What you need to do | Transcribe the records that follow, preserving every word.

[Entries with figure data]
● ● ●

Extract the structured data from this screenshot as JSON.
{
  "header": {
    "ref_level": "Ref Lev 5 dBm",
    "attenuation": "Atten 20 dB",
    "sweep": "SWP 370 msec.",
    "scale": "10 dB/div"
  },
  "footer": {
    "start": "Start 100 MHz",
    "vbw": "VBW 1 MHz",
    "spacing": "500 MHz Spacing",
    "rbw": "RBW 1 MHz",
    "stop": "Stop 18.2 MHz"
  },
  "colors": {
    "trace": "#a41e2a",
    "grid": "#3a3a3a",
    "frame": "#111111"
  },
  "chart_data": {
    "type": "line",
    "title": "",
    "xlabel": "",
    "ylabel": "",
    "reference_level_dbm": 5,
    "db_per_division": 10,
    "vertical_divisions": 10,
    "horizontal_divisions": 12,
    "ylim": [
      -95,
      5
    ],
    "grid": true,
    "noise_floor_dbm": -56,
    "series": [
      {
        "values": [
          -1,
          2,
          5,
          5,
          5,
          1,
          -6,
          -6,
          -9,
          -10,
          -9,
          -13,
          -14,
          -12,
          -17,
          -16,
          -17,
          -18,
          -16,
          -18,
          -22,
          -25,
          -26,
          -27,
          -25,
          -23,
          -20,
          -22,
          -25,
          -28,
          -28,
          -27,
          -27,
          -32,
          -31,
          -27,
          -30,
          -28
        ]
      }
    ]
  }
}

● ● ●

Written reply |
Extract the structured data from this screenshot as JSON.
{
  "header": {
    "ref_level": "Ref Lev 5 dBm",
    "attenuation": "Atten 20 dB",
    "sweep": "SWP 370 msec.",
    "scale": "10 dB/div"
  },
  "footer": {
    "start": "Start 100 MHz",
    "vbw": "VBW 1 MHz",
    "spacing": "500 MHz Spacing",
    "rbw": "RBW 1 MHz",
    "stop": "Stop 18.2 MHz"
  },
  "colors": {
    "trace": "#a41e2a",
    "grid": "#3a3a3a",
    "frame": "#111111"
  },
  "chart_data": {
    "type": "line",
    "title": "",
    "xlabel": "",
    "ylabel": "",
    "reference_level_dbm": 5,
    "db_per_division": 10,
    "vertical_divisions": 10,
    "horizontal_divisions": 12,
    "ylim": [
      -95,
      5
    ],
    "grid": true,
    "noise_floor_dbm": -56,
    "series": [
      {
        "values": [
          -1,
          2,
          5,
          5,
          5,
          1,
          -6,
          -6,
          -9,
          -10,
          -9,
          -13,
          -14,
          -12,
          -17,
          -16,
          -17,
          -18,
          -16,
          -18,
          -22,
          -25,
          -26,
          -27,
          -25,
          -23,
          -20,
          -22,
          -25,
          -28,
          -28,
          -27,
          -27,
          -32,
          -31,
          -27,
          -30,
          -28
        ]
      }
    ]
  }
}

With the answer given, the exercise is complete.